begin ENTRIES SHOWN

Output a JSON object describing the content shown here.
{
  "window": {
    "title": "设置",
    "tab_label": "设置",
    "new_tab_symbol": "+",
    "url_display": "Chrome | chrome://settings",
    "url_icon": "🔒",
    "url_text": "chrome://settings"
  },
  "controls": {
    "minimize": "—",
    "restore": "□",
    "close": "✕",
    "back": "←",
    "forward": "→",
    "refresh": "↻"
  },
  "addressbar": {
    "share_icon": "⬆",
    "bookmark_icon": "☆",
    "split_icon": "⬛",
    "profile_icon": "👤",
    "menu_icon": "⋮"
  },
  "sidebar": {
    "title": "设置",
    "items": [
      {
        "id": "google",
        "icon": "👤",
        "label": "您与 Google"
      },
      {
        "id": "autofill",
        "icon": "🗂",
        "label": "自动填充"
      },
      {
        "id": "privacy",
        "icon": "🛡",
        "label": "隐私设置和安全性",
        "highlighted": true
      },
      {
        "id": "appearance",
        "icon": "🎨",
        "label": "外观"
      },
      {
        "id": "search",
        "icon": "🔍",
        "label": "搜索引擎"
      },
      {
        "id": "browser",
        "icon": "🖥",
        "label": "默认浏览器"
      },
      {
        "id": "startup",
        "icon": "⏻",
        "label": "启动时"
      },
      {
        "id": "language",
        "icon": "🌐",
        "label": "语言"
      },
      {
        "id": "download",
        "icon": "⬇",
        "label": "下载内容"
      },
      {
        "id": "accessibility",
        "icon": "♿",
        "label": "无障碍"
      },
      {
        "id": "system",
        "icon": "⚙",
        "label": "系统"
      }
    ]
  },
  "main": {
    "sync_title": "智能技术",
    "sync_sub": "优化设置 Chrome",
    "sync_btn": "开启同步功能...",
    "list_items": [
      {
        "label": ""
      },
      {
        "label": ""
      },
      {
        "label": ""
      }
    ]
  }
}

end ENTRIES SHOWN
begin ENTRIES SHOWN

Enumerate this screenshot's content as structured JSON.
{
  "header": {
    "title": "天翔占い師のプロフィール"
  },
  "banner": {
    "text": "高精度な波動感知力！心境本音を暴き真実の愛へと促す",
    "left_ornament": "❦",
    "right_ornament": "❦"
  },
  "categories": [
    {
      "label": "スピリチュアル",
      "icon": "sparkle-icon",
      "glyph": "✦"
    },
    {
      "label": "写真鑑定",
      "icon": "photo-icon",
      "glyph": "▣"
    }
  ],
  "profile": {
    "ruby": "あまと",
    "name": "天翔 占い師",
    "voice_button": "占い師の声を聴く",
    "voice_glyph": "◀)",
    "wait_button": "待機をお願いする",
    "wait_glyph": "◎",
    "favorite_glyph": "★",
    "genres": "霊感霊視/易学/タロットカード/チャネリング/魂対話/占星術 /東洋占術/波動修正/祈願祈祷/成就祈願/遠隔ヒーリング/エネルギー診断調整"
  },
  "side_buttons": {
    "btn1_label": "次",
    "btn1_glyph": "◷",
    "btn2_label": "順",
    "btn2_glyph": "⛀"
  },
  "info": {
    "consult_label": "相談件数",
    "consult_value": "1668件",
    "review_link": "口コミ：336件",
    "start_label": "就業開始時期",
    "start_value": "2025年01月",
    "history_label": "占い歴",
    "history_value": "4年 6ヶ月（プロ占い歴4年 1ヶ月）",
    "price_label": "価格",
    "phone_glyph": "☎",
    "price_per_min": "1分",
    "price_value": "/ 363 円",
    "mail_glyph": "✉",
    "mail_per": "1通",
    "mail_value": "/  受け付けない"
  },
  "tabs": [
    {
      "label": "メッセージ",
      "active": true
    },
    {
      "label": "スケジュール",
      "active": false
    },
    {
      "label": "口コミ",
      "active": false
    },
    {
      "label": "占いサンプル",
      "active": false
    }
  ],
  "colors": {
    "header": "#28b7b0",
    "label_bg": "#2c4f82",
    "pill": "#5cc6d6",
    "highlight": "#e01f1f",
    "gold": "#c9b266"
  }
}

end ENTRIES SHOWN
begin ENTRIES SHOWN

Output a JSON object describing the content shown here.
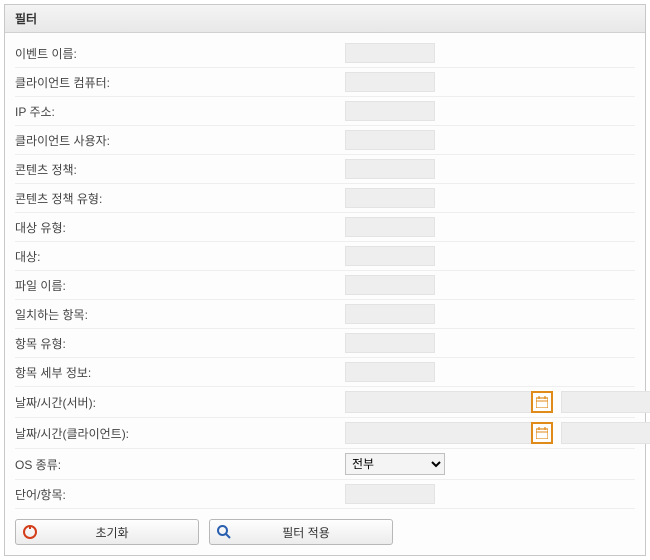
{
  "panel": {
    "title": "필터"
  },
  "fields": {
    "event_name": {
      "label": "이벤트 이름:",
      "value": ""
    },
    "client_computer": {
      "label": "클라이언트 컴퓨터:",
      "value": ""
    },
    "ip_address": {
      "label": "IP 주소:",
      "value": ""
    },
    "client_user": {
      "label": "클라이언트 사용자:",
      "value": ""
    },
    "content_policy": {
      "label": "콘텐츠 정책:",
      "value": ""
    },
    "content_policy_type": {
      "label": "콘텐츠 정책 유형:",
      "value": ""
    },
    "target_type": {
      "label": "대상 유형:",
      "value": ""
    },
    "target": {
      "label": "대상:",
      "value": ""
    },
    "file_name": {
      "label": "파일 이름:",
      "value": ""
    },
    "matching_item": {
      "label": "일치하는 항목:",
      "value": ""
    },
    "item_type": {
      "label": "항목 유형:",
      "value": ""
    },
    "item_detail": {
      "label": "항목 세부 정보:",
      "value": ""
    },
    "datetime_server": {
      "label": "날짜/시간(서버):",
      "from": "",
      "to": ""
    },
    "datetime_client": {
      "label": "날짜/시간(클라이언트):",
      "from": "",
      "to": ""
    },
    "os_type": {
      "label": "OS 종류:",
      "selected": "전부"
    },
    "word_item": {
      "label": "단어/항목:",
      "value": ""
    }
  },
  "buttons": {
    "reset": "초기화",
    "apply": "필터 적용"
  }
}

end ENTRIES SHOWN

## TASK DETAILS
Copy the lines from the entries above in which the word "클라이언트" appears.

## CORRECT RESULT
      "label": "클라이언트 컴퓨터:",
      "label": "클라이언트 사용자:",
      "label": "날짜/시간(클라이언트):",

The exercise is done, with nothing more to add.